= Supplied records =
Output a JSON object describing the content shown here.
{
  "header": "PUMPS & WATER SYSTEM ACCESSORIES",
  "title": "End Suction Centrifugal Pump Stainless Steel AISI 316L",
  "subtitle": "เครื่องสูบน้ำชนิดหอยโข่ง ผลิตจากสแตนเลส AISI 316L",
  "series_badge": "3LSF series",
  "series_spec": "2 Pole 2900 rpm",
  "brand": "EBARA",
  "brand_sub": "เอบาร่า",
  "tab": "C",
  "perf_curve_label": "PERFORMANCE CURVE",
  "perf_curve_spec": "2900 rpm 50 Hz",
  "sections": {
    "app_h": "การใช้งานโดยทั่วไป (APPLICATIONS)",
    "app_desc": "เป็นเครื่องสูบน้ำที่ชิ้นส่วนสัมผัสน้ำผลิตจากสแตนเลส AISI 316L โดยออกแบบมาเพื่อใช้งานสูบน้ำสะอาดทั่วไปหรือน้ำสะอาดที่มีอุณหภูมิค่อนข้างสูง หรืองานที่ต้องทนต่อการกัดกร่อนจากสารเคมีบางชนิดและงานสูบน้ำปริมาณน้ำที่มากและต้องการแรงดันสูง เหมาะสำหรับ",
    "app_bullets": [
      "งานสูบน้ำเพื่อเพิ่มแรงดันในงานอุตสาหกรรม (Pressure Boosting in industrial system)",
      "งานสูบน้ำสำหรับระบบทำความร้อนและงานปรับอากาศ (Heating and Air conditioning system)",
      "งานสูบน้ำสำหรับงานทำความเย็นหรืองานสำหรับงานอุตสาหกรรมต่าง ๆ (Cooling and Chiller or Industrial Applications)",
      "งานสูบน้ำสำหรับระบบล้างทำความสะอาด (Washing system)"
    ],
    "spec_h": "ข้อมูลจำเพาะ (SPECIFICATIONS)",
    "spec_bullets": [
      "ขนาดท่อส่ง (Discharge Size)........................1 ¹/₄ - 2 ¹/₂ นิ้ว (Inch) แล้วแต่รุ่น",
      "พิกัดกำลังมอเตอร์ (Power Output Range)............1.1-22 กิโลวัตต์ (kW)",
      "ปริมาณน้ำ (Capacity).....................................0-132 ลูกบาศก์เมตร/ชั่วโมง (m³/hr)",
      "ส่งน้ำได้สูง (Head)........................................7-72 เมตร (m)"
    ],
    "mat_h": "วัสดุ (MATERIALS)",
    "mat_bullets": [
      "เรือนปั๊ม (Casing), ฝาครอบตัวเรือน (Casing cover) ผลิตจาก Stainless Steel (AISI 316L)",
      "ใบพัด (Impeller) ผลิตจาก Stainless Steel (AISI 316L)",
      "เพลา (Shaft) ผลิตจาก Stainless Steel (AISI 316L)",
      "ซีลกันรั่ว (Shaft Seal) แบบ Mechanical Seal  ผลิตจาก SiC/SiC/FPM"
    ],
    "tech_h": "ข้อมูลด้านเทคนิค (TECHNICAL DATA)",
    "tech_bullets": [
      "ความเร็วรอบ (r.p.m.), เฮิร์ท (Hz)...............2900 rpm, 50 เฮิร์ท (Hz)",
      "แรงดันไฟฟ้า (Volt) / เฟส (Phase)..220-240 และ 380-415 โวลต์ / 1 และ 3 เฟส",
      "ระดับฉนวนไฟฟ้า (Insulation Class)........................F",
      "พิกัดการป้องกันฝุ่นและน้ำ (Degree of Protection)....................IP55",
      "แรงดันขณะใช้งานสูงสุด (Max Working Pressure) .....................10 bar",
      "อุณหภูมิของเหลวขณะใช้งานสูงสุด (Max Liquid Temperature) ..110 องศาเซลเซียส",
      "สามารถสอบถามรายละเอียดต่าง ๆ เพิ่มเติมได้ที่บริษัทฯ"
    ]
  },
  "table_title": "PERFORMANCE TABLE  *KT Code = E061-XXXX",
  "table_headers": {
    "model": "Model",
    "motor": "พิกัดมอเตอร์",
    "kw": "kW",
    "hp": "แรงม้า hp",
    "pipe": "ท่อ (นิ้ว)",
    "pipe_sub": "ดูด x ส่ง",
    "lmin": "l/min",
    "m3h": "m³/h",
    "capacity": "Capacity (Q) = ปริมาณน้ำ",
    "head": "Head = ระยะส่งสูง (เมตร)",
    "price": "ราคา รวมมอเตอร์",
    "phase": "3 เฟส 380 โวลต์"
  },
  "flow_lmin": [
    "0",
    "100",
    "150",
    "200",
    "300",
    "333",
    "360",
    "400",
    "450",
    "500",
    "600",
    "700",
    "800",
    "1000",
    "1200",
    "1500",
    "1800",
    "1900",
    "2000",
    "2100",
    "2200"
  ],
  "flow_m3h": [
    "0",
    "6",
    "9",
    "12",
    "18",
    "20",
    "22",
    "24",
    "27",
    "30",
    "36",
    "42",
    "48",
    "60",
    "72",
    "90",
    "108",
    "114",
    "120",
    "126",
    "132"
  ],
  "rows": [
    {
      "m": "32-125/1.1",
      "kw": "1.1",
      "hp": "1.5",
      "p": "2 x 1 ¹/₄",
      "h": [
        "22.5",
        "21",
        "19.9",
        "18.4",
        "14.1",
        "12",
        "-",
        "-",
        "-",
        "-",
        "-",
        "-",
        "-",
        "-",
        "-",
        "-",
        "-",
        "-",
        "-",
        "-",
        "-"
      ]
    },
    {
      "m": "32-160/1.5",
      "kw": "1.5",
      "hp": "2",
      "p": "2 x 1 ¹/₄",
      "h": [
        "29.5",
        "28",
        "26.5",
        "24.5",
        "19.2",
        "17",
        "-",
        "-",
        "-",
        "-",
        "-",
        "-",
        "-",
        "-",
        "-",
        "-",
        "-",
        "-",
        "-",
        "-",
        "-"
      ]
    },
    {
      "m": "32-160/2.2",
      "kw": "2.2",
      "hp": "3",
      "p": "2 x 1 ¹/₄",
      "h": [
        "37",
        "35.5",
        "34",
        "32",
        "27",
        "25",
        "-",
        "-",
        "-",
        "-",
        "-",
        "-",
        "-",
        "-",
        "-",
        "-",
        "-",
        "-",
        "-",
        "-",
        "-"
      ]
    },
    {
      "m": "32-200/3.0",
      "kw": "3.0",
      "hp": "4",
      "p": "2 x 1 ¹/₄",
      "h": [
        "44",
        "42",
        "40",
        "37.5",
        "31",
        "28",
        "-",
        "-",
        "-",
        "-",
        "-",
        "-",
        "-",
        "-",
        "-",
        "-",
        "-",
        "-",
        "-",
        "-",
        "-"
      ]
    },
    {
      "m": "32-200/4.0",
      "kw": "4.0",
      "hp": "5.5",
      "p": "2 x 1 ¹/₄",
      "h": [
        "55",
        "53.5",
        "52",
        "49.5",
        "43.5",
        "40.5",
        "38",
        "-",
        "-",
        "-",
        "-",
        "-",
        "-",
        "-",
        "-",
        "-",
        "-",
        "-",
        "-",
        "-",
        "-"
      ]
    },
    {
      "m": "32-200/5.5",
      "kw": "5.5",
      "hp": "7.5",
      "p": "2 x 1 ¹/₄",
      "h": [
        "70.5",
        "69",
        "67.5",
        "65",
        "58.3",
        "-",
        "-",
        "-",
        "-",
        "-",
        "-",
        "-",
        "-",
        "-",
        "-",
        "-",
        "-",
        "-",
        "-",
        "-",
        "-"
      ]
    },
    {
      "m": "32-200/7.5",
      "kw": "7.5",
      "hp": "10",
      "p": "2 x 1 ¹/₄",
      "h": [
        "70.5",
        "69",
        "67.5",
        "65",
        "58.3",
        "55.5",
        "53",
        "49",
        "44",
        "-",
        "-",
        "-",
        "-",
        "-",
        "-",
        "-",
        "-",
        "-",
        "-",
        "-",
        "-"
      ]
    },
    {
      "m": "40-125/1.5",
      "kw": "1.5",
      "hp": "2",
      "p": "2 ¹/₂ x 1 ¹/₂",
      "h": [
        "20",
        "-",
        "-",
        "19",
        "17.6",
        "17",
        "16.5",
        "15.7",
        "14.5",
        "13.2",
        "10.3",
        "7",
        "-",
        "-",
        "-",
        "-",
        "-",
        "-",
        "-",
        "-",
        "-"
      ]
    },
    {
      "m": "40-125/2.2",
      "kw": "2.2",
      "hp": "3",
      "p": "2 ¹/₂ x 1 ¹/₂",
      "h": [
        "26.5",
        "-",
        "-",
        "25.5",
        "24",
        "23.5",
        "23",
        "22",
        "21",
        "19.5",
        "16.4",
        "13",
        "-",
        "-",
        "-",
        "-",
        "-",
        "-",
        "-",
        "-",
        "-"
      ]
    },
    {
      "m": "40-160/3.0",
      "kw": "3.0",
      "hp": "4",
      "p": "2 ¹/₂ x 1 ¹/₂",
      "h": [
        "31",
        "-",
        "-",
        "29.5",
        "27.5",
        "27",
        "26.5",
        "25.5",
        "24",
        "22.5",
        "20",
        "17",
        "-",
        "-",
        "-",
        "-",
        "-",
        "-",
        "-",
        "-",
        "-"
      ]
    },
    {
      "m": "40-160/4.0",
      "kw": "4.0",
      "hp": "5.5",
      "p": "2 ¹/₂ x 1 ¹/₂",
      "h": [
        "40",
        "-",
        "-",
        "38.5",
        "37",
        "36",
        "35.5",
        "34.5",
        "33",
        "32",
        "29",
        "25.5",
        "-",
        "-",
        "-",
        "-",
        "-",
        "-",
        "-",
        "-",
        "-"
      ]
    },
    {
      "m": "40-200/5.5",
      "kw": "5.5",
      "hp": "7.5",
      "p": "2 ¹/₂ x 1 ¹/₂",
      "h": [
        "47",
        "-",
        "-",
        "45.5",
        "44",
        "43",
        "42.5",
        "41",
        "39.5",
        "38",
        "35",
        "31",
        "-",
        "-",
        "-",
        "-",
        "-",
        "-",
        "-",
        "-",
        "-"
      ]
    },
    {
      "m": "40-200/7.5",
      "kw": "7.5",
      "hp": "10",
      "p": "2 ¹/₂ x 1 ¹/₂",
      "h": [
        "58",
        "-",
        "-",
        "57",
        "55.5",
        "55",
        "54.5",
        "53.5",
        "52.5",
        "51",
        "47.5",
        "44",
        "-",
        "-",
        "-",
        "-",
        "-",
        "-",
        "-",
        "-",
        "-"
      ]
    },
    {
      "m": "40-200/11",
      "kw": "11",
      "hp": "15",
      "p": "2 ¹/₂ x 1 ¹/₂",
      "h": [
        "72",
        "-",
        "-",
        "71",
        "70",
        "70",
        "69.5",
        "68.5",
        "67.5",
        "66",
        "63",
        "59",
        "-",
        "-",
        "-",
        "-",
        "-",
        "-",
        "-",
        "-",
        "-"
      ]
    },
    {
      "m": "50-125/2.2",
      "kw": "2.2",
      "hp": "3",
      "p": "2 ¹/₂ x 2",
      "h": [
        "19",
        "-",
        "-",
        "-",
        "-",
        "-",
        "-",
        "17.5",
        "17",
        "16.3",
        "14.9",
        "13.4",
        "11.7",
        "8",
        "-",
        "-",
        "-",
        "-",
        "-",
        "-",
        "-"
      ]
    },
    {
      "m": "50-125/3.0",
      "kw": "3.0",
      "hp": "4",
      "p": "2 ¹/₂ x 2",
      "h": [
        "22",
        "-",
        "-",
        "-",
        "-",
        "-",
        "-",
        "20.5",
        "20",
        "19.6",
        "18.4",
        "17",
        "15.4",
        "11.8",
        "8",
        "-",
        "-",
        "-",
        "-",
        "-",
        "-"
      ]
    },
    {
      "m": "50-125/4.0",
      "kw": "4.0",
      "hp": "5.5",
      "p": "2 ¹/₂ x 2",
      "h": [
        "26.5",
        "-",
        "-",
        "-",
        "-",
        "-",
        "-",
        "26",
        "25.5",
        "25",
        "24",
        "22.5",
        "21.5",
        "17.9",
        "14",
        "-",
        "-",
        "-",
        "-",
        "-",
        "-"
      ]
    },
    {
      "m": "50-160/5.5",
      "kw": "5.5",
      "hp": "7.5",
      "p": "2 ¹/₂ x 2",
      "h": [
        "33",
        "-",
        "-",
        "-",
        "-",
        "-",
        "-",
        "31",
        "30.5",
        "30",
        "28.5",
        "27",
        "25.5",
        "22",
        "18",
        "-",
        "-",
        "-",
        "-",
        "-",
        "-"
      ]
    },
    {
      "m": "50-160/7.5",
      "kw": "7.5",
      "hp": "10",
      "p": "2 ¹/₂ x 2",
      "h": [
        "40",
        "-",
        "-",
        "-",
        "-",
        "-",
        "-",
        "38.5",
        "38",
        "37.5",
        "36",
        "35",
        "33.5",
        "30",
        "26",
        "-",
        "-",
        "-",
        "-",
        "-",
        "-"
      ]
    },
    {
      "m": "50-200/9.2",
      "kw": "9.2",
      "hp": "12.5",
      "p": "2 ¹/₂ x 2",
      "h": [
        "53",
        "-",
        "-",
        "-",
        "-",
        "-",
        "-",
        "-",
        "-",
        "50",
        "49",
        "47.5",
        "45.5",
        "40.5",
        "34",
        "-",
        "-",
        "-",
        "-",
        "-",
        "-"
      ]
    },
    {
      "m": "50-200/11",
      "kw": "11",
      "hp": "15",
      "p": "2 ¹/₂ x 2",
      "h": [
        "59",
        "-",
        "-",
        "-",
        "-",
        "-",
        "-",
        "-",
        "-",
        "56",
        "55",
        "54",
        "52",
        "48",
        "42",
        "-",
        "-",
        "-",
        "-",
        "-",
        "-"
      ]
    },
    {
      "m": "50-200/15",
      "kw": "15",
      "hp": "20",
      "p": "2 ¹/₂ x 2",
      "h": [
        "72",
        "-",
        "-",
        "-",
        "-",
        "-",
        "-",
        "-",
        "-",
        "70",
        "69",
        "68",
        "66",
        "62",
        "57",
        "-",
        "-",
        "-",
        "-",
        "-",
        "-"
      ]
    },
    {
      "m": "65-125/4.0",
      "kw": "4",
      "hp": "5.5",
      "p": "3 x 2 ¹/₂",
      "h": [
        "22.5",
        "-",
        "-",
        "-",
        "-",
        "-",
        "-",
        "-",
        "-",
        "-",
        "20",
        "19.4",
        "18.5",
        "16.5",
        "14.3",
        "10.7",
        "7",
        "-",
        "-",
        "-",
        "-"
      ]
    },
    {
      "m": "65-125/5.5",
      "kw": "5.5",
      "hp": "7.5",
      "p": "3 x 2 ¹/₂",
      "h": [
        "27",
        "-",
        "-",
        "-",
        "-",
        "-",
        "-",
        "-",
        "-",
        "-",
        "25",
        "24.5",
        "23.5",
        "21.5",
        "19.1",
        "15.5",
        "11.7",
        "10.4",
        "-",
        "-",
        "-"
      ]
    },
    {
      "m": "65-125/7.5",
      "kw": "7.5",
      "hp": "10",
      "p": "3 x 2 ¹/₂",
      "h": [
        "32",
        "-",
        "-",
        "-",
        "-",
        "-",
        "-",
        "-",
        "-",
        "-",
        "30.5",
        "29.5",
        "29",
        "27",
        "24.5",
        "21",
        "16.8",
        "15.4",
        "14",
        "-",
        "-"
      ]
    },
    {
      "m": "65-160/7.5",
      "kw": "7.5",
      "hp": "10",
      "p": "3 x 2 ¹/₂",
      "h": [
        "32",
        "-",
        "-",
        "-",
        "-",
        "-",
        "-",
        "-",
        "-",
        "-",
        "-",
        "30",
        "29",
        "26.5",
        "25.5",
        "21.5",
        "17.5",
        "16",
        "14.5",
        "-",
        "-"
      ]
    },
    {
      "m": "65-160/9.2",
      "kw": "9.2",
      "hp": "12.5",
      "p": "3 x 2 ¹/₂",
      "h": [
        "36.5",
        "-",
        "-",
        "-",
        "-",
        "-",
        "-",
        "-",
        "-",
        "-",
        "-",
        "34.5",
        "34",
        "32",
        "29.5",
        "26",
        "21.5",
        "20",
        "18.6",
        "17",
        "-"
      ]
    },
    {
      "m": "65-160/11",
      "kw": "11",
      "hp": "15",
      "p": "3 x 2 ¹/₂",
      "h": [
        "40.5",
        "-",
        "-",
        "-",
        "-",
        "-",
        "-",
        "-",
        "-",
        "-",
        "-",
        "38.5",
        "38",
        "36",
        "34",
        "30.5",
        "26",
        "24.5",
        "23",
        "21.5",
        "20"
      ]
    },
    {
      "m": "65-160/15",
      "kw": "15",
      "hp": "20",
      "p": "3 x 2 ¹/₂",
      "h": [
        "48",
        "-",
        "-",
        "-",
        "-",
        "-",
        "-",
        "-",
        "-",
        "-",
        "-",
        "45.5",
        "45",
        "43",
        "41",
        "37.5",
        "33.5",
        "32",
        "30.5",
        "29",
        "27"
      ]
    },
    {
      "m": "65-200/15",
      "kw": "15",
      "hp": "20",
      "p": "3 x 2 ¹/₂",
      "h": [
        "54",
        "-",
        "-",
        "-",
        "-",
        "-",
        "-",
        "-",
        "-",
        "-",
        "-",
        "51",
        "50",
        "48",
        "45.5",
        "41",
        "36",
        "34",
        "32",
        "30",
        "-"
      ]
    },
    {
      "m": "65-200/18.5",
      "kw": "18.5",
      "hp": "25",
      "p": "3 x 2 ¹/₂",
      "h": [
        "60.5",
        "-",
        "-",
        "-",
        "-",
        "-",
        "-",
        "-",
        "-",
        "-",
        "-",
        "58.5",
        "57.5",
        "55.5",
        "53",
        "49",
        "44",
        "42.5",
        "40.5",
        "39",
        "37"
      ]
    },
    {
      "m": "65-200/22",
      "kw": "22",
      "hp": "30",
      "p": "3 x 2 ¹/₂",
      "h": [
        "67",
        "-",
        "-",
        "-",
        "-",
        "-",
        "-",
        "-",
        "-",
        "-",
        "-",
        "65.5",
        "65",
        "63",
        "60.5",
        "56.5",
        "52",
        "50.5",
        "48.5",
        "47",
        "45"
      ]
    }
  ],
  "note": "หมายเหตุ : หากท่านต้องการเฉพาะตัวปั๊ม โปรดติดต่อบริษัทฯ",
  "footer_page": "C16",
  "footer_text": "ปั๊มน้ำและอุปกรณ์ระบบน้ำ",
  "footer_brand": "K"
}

= Problem to work on =
Search the data for "โวลต". Copy every matching line.

= Exercise answer =
      "แรงดันไฟฟ้า (Volt) / เฟส (Phase)..220-240 และ 380-415 โวลต์ / 1 และ 3 เฟส",
    "phase": "3 เฟส 380 โวลต์"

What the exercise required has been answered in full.